> Exercise details
Will you extract the entries word for word? Images should not appear in the copy.

## start Data provided

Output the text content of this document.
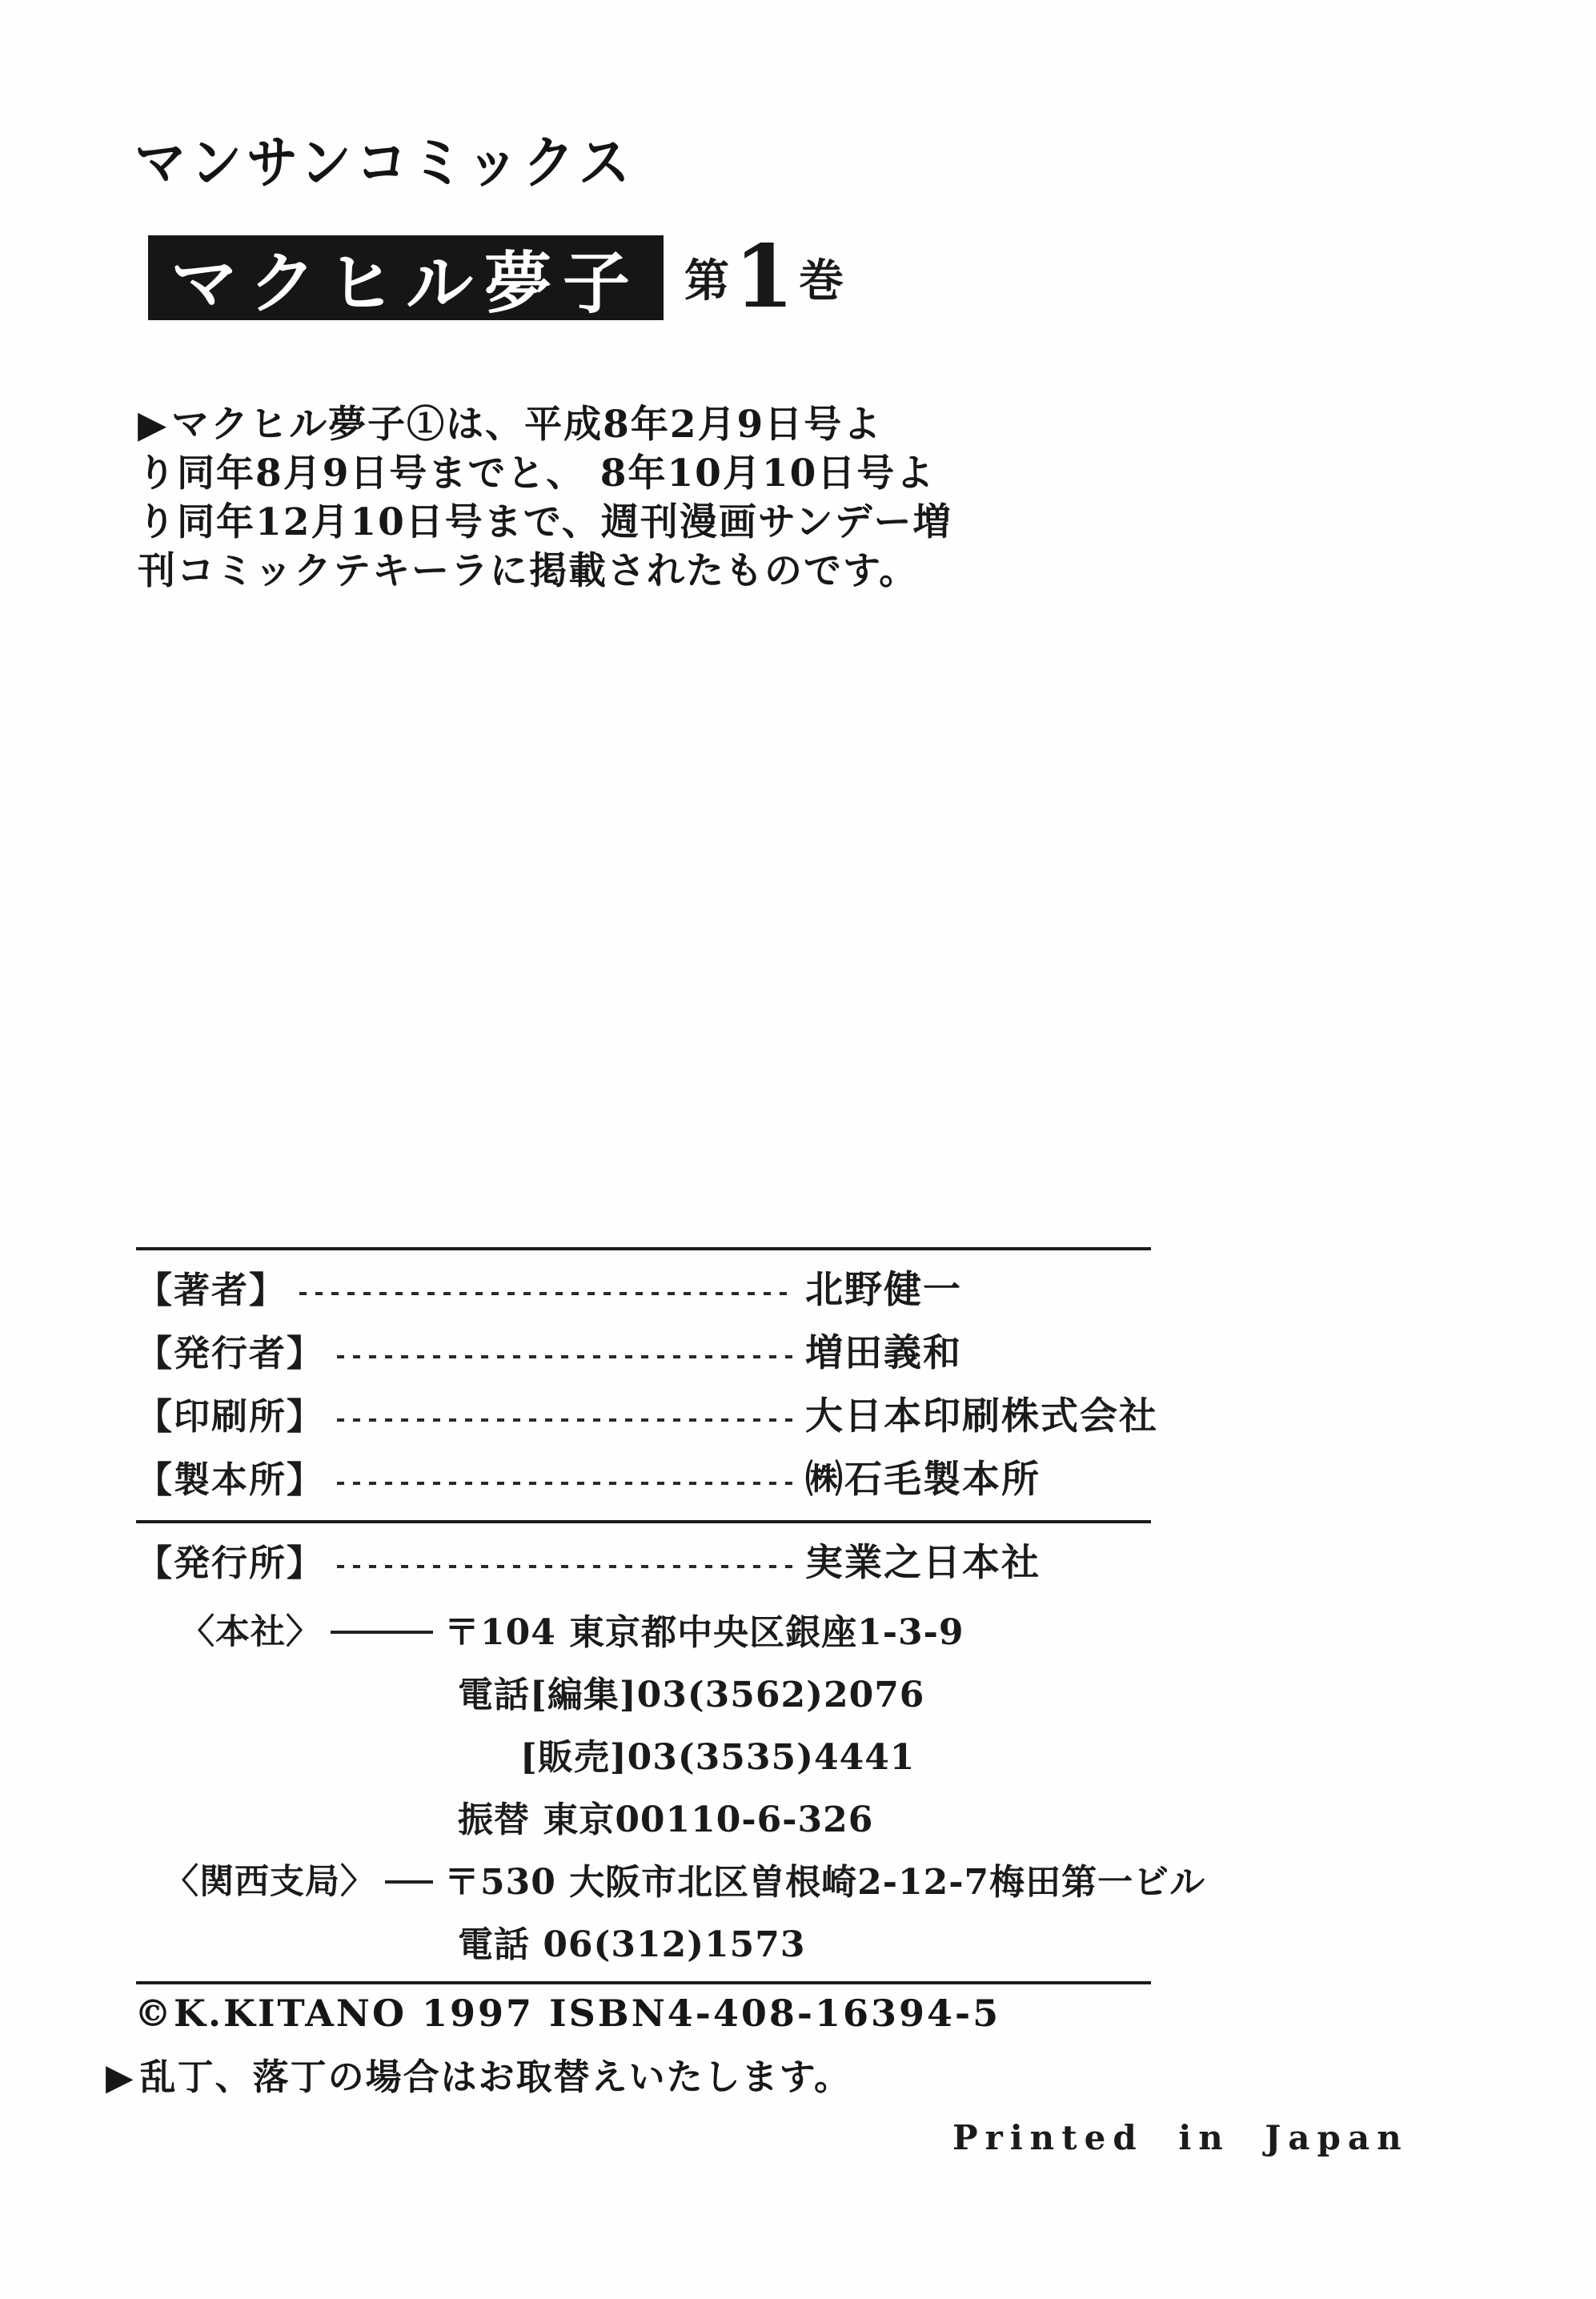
マンサンコミックス
マクヒル夢子 第 1 巻
▶マクヒル夢子①は、平成8年2月9日号よ
り同年8月9日号までと、 8年10月10日号よ
り同年12月10日号まで、週刊漫画サンデー増
刊コミックテキーラに掲載されたものです。
【著者】	北野健一
【発行者】	増田義和
【印刷所】	大日本印刷株式会社
【製本所】	㈱石毛製本所
【発行所】	実業之日本社
〈本社〉	〒104 東京都中央区銀座1-3-9
電話[編集]03(3562)2076
[販売]03(3535)4441
振替 東京00110-6-326
〈関西支局〉 〒530 大阪市北区曽根崎2-12-7梅田第一ビル
電話 06(312)1573
©K.KITANO 1997 ISBN4-408-16394-5
▶ 乱丁、落丁の場合はお取替えいたします。
Printed in Japan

## end Data provided

> Task answer
Output the text content of this document.
マンサンコミックス
マクヒル夢子 第 1 巻
▶マクヒル夢子①は、平成8年2月9日号よ
り同年8月9日号までと、 8年10月10日号よ
り同年12月10日号まで、週刊漫画サンデー増
刊コミックテキーラに掲載されたものです。
【著者】	北野健一
【発行者】	増田義和
【印刷所】	大日本印刷株式会社
【製本所】	㈱石毛製本所
【発行所】	実業之日本社
〈本社〉	〒104 東京都中央区銀座1-3-9
電話[編集]03(3562)2076
[販売]03(3535)4441
振替 東京00110-6-326
〈関西支局〉 〒530 大阪市北区曽根崎2-12-7梅田第一ビル
電話 06(312)1573
©K.KITANO 1997 ISBN4-408-16394-5
▶ 乱丁、落丁の場合はお取替えいたします。
Printed in Japan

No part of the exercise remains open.